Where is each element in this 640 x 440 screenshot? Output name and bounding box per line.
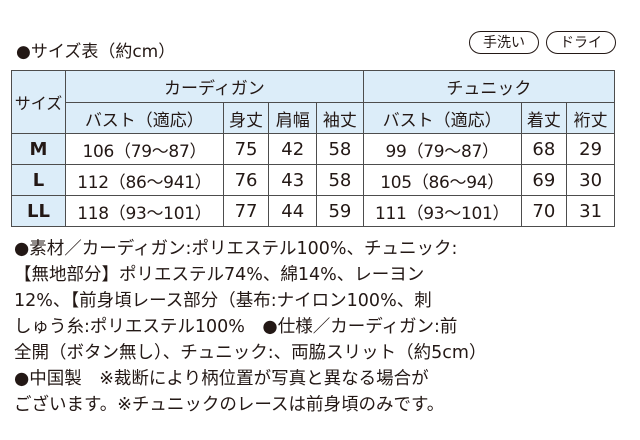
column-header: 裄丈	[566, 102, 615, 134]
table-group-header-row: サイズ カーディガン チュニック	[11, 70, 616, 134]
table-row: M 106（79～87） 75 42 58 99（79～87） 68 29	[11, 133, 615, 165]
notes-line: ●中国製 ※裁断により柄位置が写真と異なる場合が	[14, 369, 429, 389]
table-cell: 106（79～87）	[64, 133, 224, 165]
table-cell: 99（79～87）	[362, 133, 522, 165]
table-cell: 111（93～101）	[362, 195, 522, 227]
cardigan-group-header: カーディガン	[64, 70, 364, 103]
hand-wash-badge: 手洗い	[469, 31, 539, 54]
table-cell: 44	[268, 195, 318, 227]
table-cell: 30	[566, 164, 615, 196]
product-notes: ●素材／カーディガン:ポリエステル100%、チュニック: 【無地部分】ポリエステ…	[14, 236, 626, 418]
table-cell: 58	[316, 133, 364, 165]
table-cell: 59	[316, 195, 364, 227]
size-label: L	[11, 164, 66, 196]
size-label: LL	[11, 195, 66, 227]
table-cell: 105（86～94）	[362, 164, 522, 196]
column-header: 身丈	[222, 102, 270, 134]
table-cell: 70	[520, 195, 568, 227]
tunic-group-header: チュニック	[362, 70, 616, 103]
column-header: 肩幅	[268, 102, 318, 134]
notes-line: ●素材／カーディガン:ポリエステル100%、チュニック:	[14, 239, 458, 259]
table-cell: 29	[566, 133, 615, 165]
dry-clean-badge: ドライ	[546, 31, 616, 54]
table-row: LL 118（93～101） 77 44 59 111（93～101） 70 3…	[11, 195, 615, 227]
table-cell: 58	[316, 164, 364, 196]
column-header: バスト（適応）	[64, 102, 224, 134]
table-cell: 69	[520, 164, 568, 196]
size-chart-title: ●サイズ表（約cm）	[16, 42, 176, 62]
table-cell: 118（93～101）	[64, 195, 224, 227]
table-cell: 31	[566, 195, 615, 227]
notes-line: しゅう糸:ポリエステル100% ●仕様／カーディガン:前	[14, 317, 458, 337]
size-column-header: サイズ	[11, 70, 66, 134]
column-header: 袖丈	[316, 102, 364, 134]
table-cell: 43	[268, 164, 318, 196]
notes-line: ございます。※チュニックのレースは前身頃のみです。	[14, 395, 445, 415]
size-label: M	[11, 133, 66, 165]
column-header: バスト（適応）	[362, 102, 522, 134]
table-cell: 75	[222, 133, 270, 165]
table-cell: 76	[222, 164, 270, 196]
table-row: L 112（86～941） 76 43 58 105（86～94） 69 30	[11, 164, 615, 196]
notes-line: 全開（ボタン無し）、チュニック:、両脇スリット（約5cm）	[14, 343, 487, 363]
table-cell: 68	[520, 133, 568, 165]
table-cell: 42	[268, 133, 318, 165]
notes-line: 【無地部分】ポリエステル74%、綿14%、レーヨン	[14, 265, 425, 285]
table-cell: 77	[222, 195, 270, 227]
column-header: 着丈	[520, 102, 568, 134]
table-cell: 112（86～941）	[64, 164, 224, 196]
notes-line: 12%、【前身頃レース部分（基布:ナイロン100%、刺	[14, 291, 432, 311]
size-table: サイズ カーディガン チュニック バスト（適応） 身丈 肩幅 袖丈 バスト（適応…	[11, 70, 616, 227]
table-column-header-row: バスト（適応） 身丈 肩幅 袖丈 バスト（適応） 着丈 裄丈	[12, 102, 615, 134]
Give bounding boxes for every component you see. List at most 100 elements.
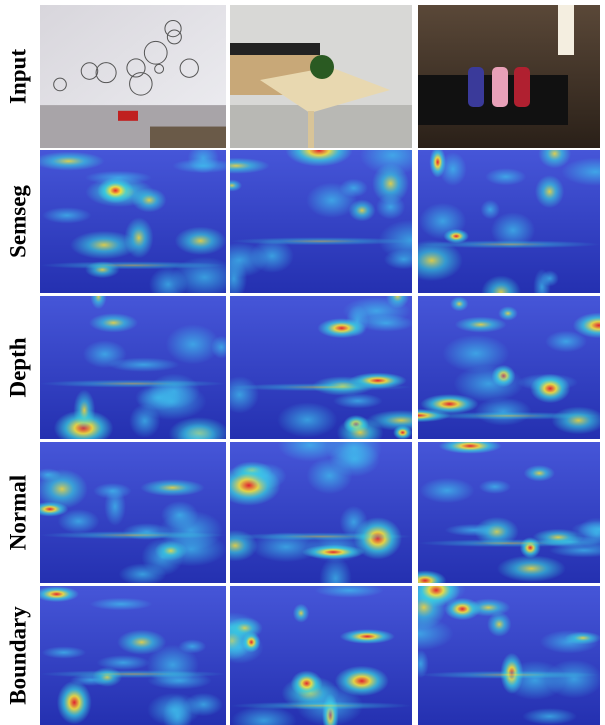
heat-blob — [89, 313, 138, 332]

+ + + +

_Task brief_
How many lines in the records above contain the word "カーディガン"? Reply with the number alone.

_Response to the exercise_
6